--- Task requirements ---
List each line in which the string "الله" appears.

--- Supplied material ---
◆ ◆ ◆ ◆ ◆

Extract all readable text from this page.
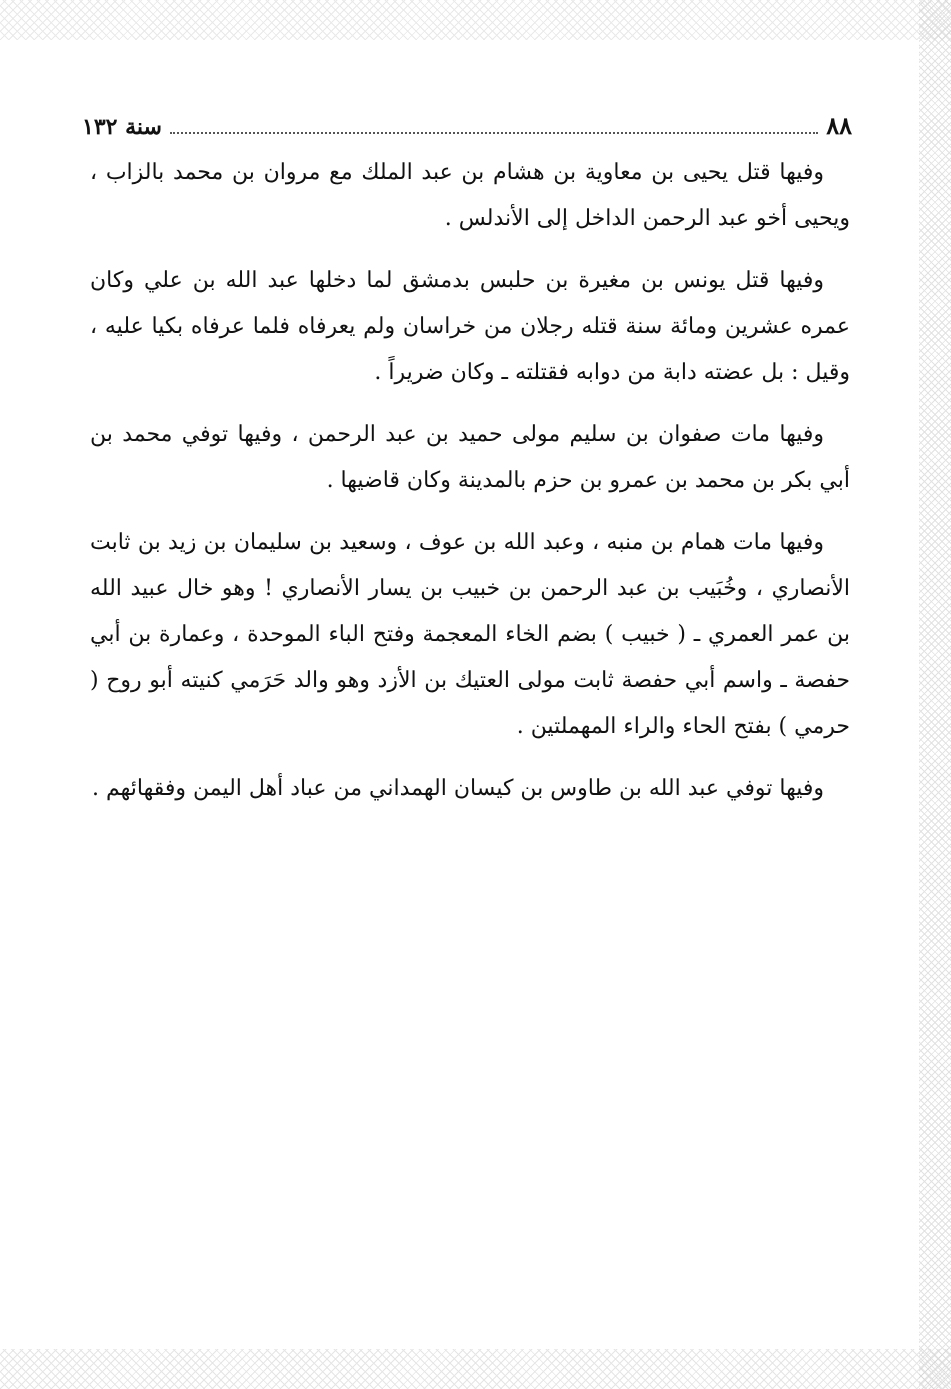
٨٨
سنة ١٣٢

وفيها قتل يحيى بن معاوية بن هشام بن عبد الملك مع مروان بن محمد بالزاب ، ويحيى أخو عبد الرحمن الداخل إلى الأندلس .

وفيها قتل يونس بن مغيرة بن حلبس بدمشق لما دخلها عبد الله بن علي وكان عمره عشرين ومائة سنة قتله رجلان من خراسان ولم يعرفاه فلما عرفاه بكيا عليه ، وقيل : بل عضته دابة من دوابه فقتلته ـ وكان ضريراً .

وفيها مات صفوان بن سليم مولى حميد بن عبد الرحمن ، وفيها توفي محمد بن أبي بكر بن محمد بن عمرو بن حزم بالمدينة وكان قاضيها .

وفيها مات همام بن منبه ، وعبد الله بن عوف ، وسعيد بن سليمان بن زيد بن ثابت الأنصاري ، وخُبَيب بن عبد الرحمن بن خبيب بن يسار الأنصاري ! وهو خال عبيد الله بن عمر العمري ـ ( خبيب ) بضم الخاء المعجمة وفتح الباء الموحدة ، وعمارة بن أبي حفصة ـ واسم أبي حفصة ثابت مولى العتيك بن الأزد وهو والد حَرَمي كنيته أبو روح ( حرمي ) بفتح الحاء والراء المهملتين .

وفيها توفي عبد الله بن طاوس بن كيسان الهمداني من عباد أهل اليمن وفقهائهم .
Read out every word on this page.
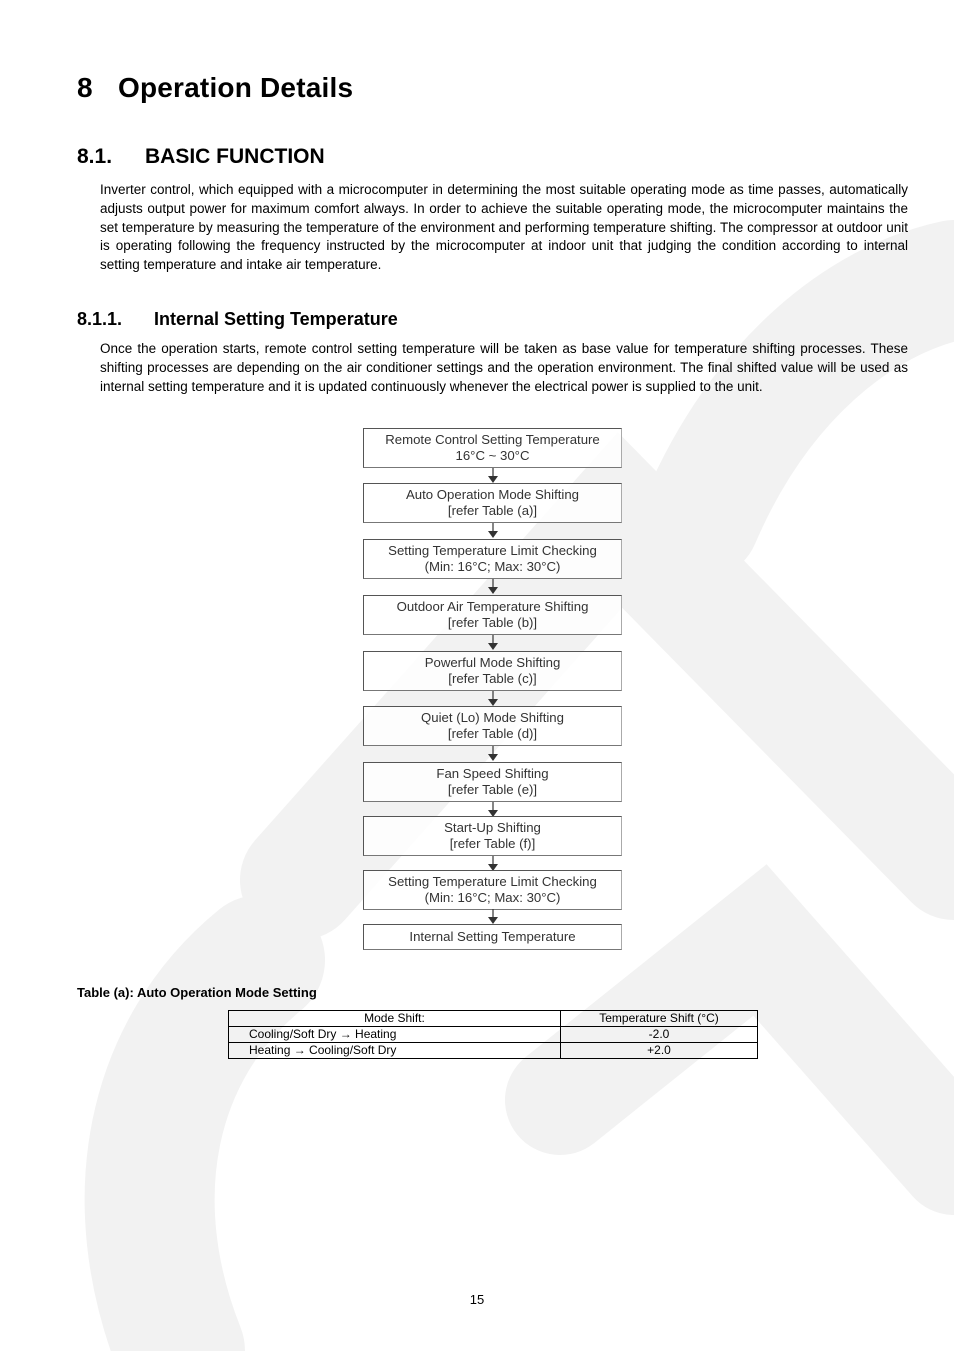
8 Operation Details
8.1. BASIC FUNCTION

Inverter control, which equipped with a microcomputer in determining the most suitable operating mode as time passes, automatically adjusts output power for maximum comfort always. In order to achieve the suitable operating mode, the microcomputer maintains the set temperature by measuring the temperature of the environment and performing temperature shifting. The compressor at outdoor unit is operating following the frequency instructed by the microcomputer at indoor unit that judging the condition according to internal setting temperature and intake air temperature.

8.1.1. Internal Setting Temperature

Once the operation starts, remote control setting temperature will be taken as base value for temperature shifting processes. These shifting processes are depending on the air conditioner settings and the operation environment. The final shifted value will be used as internal setting temperature and it is updated continuously whenever the electrical power is supplied to the unit.

Remote Control Setting Temperature
16°C ~ 30°C
Auto Operation Mode Shifting
[refer Table (a)]
Setting Temperature Limit Checking
(Min: 16°C; Max: 30°C)
Outdoor Air Temperature Shifting
[refer Table (b)]
Powerful Mode Shifting
[refer Table (c)]
Quiet (Lo) Mode Shifting
[refer Table (d)]
Fan Speed Shifting
[refer Table (e)]
Start-Up Shifting
[refer Table (f)]
Setting Temperature Limit Checking
(Min: 16°C; Max: 30°C)
Internal Setting Temperature

Table (a): Auto Operation Mode Setting

Mode Shift:	Temperature Shift (°C)
Cooling/Soft Dry → Heating	-2.0
Heating → Cooling/Soft Dry	+2.0

15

◆ ◆ ◆ ◆ ◆

--- Answer to the problem ---
وفيها قتل يونس بن مغيرة بن حلبس بدمشق لما دخلها عبد الله بن علي وكان عمره عشرين ومائة سنة قتله رجلان من خراسان ولم يعرفاه فلما عرفاه بكيا عليه ، وقيل : بل عضته دابة من دوابه فقتلته ـ وكان ضريراً .
وفيها مات همام بن منبه ، وعبد الله بن عوف ، وسعيد بن سليمان بن زيد بن ثابت الأنصاري ، وخُبَيب بن عبد الرحمن بن خبيب بن يسار الأنصاري ! وهو خال عبيد الله بن عمر العمري ـ ( خبيب ) بضم الخاء المعجمة وفتح الباء الموحدة ، وعمارة بن أبي حفصة ـ واسم أبي حفصة ثابت مولى العتيك بن الأزد وهو والد حَرَمي كنيته أبو روح ( حرمي ) بفتح الحاء والراء المهملتين .
وفيها توفي عبد الله بن طاوس بن كيسان الهمداني من عباد أهل اليمن وفقهائهم .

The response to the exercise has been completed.